**Exercise:**
Search the data for the word "this". Reproduce every line where it is found.

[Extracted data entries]
** BEGIN **

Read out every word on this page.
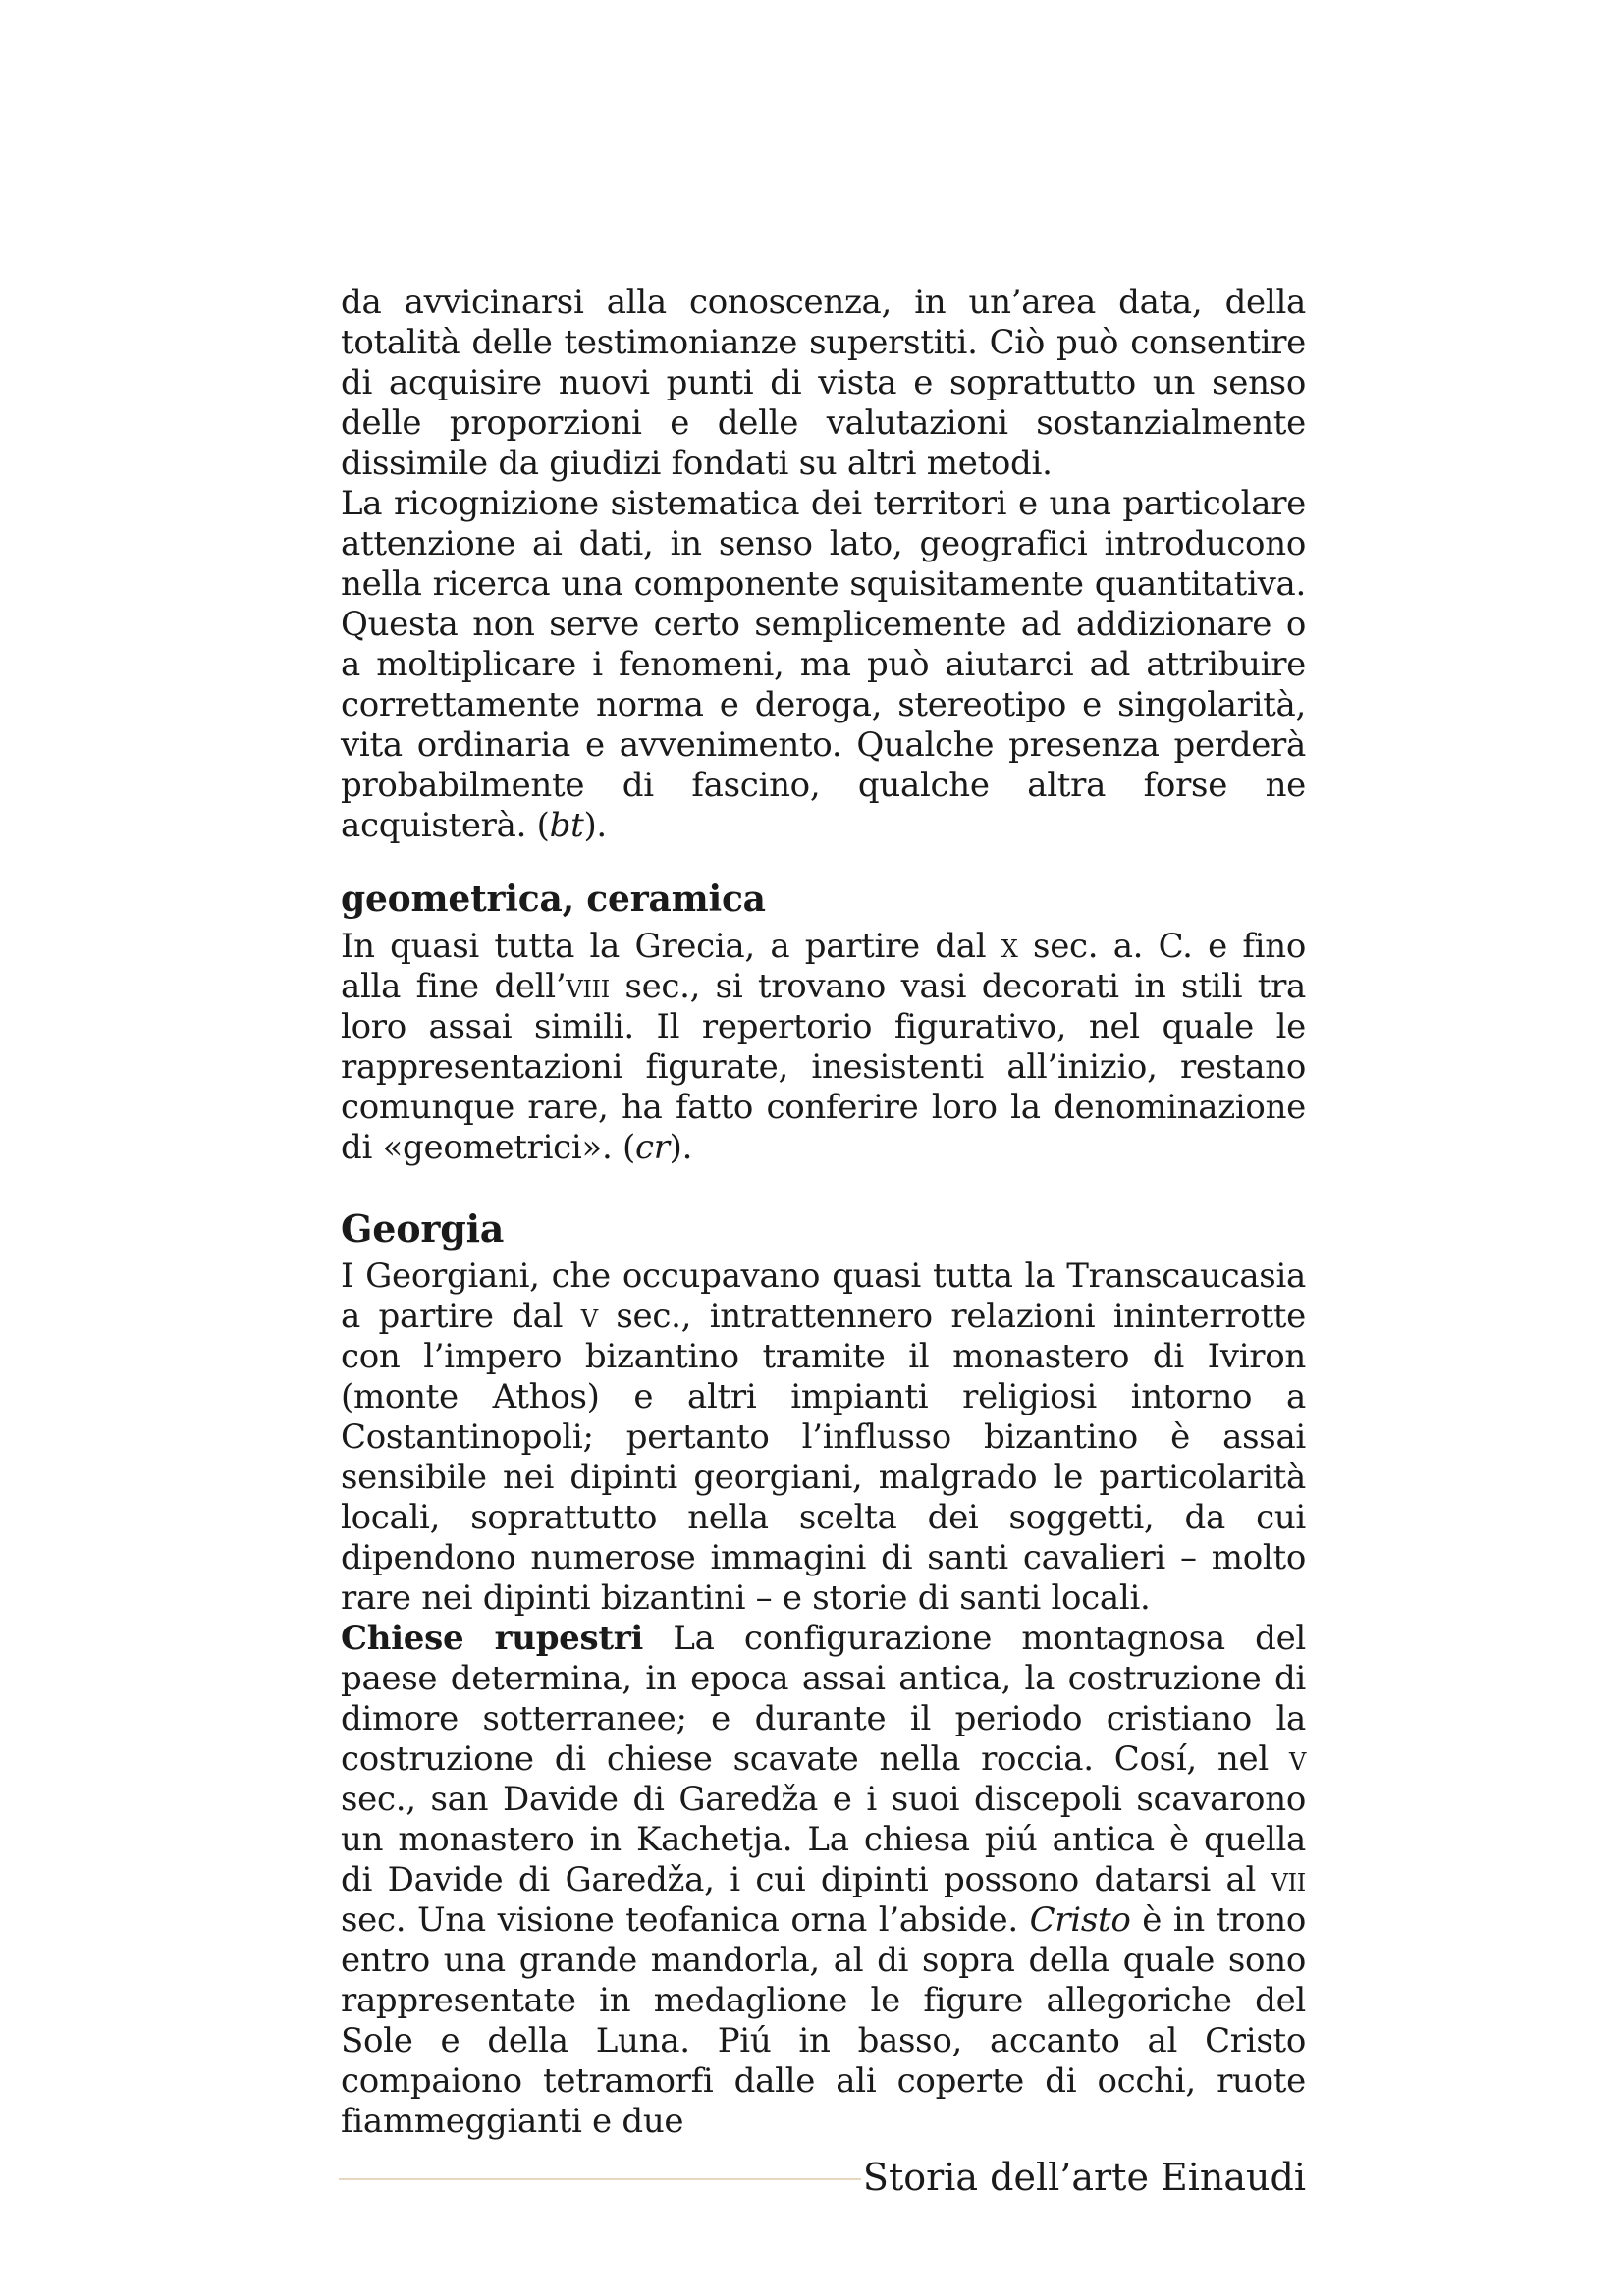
da avvicinarsi alla conoscenza, in un’area data, della totalità delle testimonianze superstiti. Ciò può consentire di acquisire nuovi punti di vista e soprattutto un senso delle proporzioni e delle valutazioni sostanzialmente dissimile da giudizi fondati su altri metodi.

La ricognizione sistematica dei territori e una particolare attenzione ai dati, in senso lato, geografici introducono nella ricerca una componente squisitamente quantitativa. Questa non serve certo semplicemente ad addizionare o a moltiplicare i fenomeni, ma può aiutarci ad attribuire correttamente norma e deroga, stereotipo e singolarità, vita ordinaria e avvenimento. Qualche presenza perderà probabilmente di fascino, qualche altra forse ne acquisterà. (bt).

geometrica, ceramica

In quasi tutta la Grecia, a partire dal x sec. a. C. e fino alla fine dell’viii sec., si trovano vasi decorati in stili tra loro assai simili. Il repertorio figurativo, nel quale le rappresentazioni figurate, inesistenti all’inizio, restano comunque rare, ha fatto conferire loro la denominazione di «geometrici». (cr).

Georgia

I Georgiani, che occupavano quasi tutta la Transcaucasia a partire dal v sec., intrattennero relazioni ininterrotte con l’impero bizantino tramite il monastero di Iviron (monte Athos) e altri impianti religiosi intorno a Costantinopoli; pertanto l’influsso bizantino è assai sensibile nei dipinti georgiani, malgrado le particolarità locali, soprattutto nella scelta dei soggetti, da cui dipendono numerose immagini di santi cavalieri – molto rare nei dipinti bizantini – e storie di santi locali.

Chiese rupestri La configurazione montagnosa del paese determina, in epoca assai antica, la costruzione di dimore sotterranee; e durante il periodo cristiano la costruzione di chiese scavate nella roccia. Cosí, nel v sec., san Davide di Garedža e i suoi discepoli scavarono un monastero in Kachetja. La chiesa piú antica è quella di Davide di Garedža, i cui dipinti possono datarsi al vii sec. Una visione teofanica orna l’abside. Cristo è in trono entro una grande mandorla, al di sopra della quale sono rappresentate in medaglione le figure allegoriche del Sole e della Luna. Piú in basso, accanto al Cristo compaiono tetramorfi dalle ali coperte di occhi, ruote fiammeggianti e due

Storia dell’arte Einaudi
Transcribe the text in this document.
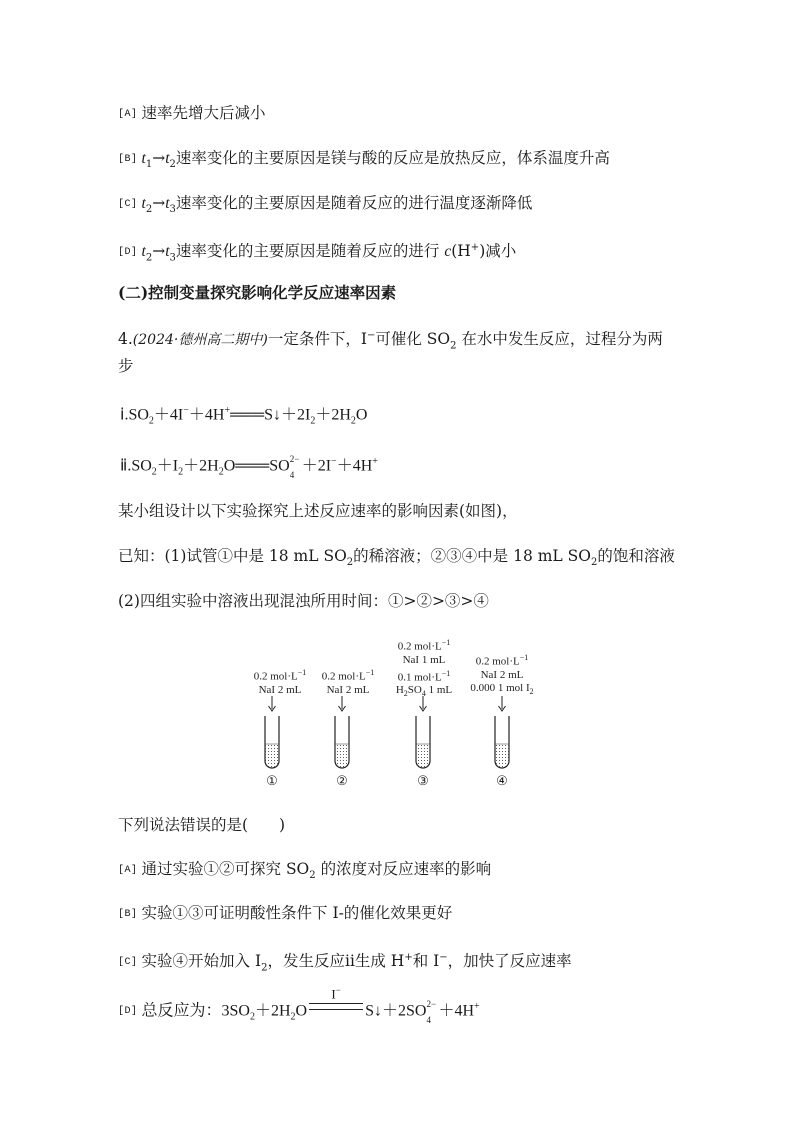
[A] 速率先增大后减小
[B] $t_1\to t_2$速率变化的主要原因是镁与酸的反应是放热反应，体系温度升高
[C] $t_2\to t_3$速率变化的主要原因是随着反应的进行温度逐渐降低
[D] $t_2\to t_3$速率变化的主要原因是随着反应的进行 c(H+)减小
(二)控制变量探究影响化学反应速率因素
4.(2024·德州高二期中)一定条件下，I−可催化 $SO_2$ 在水中发生反应，过程分为两
步
$ⅰ.SO_2+4I^-+4H^+═══S↓+2I_2+2H_2O$
$ⅱ.SO_2+I_2+2H_2O═══SO$ 2−
4
＋2I−＋4H+
某小组设计以下实验探究上述反应速率的影响因素(如图)，
已知：(1)试管①中是 18 mL $SO_2$的稀溶液；②③④中是 18 mL $SO_2$的饱和溶液
(2)四组实验中溶液出现混浊所用时间：①>②>③>④
0.2 $mol\cdot L^{-1}$
NaI 2 mL
0.2 $mol\cdot L^{-1}$
NaI 2 mL
0.2 $mol\cdot L^{-1}$
NaI 1 mL
0.1 $mol\cdot L^{-1}$
$H_2SO_4$ 1 mL
0.2 $mol\cdot L^{-1}$
NaI 2 mL
0.000 1 mol $I_2$
①	②	③	④
下列说法错误的是(　　)
[A] 通过实验①②可探究 $SO_2$ 的浓度对反应速率的影响
[B] 实验①③可证明酸性条件下 I-的催化效果更好
[C] 实验④开始加入 $I_2$，发生反应ⅱ生成 H+和 I−，加快了反应速率
[D] 总反应为：$3SO_2+2H_2O$
I−
S↓＋2SO 2−
4
＋4H+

** END **

**Worked answer:**
Read out every word on this page.
Transcribe the text in this document.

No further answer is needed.